* **Brano estratto**:
R: Che aggettivi userebbero gli altri invece per descriverti? E perché? 

Dipende dalle persone a cui lo chiedi. Ci sono persone che mi conoscono talmente bene che spaventano anche me. Tempo fa chiesi alle persone più vicine a me di descrivermi, non per aumentare la mia autostima ma per capire quanto passa di me agli altri. Mi hanno stupito, avevano capito quasi tutto di me o meglio anche qualcosa in più di quello che effettivamente credo di me. Coraggiosa, intraprendente e comprensiva. Questi tre aggettivi credo che raccontino molto della mia vita, ognuno di loro rappresenta un passaggio importante della mia vita fino ad oggi, sono molto giovane ancora ma in parte ho dimostrato di essere una piccola ma grande Donna. Ho sempre avuto paura del giudizio degli altri fino a quando non ho deciso che la mia vita dovesse avere un cambiamento drastico, in cui ho deciso di dimostrare a me stessa in primis, chi ero e cosa volevo veramente, e questo credo sia il motivo della descrizione delle persone che ho accanto. 

 

R: Ci parli un pò di ciò di cui ti occupi? 

Sono una Pedagogista clinica, una professione ancora non molto conosciuta. Mi occupo dello sviluppo del potenziale umano e apprenditivo del bambino come dell’adulto, questo cosa significa? Permetto alla persona che ho di fronte, che può essere un bambino, un adolescente, un adulto o un anziano, di poter esprimere il suo massimo potenziale. Attualmente mi occupo di bambini e di ragazzi che presentano disturbi dell’apprendimento e di coordinamento di strutture per l’infanzia.

* **Dati**:

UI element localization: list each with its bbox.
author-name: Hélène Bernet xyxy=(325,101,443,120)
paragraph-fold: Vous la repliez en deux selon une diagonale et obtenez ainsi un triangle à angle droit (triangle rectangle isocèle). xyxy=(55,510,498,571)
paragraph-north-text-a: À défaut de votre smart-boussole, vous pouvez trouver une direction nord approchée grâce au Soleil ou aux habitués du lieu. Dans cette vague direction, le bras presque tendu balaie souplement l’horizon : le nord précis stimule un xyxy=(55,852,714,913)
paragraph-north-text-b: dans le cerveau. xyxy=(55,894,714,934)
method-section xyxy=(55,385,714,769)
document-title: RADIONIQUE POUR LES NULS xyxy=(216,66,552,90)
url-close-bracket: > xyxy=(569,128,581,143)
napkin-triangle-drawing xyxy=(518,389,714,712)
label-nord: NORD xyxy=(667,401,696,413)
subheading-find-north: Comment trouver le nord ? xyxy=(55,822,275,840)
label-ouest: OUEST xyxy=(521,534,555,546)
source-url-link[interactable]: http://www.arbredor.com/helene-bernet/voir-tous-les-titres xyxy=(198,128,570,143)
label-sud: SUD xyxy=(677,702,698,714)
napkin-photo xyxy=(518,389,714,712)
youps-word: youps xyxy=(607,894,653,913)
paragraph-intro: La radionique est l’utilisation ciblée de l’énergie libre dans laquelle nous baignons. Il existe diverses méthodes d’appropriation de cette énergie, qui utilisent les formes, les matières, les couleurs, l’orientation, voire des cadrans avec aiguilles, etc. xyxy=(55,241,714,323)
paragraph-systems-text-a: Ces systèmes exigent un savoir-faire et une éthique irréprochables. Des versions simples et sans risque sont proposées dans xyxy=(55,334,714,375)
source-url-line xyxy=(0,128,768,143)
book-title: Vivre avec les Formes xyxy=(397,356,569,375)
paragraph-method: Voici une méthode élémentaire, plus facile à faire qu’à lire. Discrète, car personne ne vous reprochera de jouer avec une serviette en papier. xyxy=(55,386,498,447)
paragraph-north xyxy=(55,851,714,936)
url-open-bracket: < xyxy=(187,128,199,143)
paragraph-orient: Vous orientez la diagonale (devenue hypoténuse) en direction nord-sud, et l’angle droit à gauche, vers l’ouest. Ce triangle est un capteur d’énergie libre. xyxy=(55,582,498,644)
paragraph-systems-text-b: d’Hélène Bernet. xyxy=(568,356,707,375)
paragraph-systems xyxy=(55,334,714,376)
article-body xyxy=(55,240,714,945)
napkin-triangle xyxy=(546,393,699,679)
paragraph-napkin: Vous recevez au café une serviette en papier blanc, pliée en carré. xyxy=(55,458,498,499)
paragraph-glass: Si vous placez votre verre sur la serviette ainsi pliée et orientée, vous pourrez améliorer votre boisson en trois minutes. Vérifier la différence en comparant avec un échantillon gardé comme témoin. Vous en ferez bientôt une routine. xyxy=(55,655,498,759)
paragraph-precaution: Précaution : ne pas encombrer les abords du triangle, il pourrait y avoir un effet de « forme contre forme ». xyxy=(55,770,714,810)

* **Consegna**: Trascrivi per intero il brano estratto, senza cambiare nulla. I record non sono necessari per svolgere l'esercizio.

* **Soluzione**:
R: Che aggettivi userebbero gli altri invece per descriverti? E perché? 

Dipende dalle persone a cui lo chiedi. Ci sono persone che mi conoscono talmente bene che spaventano anche me. Tempo fa chiesi alle persone più vicine a me di descrivermi, non per aumentare la mia autostima ma per capire quanto passa di me agli altri. Mi hanno stupito, avevano capito quasi tutto di me o meglio anche qualcosa in più di quello che effettivamente credo di me. Coraggiosa, intraprendente e comprensiva. Questi tre aggettivi credo che raccontino molto della mia vita, ognuno di loro rappresenta un passaggio importante della mia vita fino ad oggi, sono molto giovane ancora ma in parte ho dimostrato di essere una piccola ma grande Donna. Ho sempre avuto paura del giudizio degli altri fino a quando non ho deciso che la mia vita dovesse avere un cambiamento drastico, in cui ho deciso di dimostrare a me stessa in primis, chi ero e cosa volevo veramente, e questo credo sia il motivo della descrizione delle persone che ho accanto. 

 

R: Ci parli un pò di ciò di cui ti occupi? 

Sono una Pedagogista clinica, una professione ancora non molto conosciuta. Mi occupo dello sviluppo del potenziale umano e apprenditivo del bambino come dell’adulto, questo cosa significa? Permetto alla persona che ho di fronte, che può essere un bambino, un adolescente, un adulto o un anziano, di poter esprimere il suo massimo potenziale. Attualmente mi occupo di bambini e di ragazzi che presentano disturbi dell’apprendimento e di coordinamento di strutture per l’infanzia.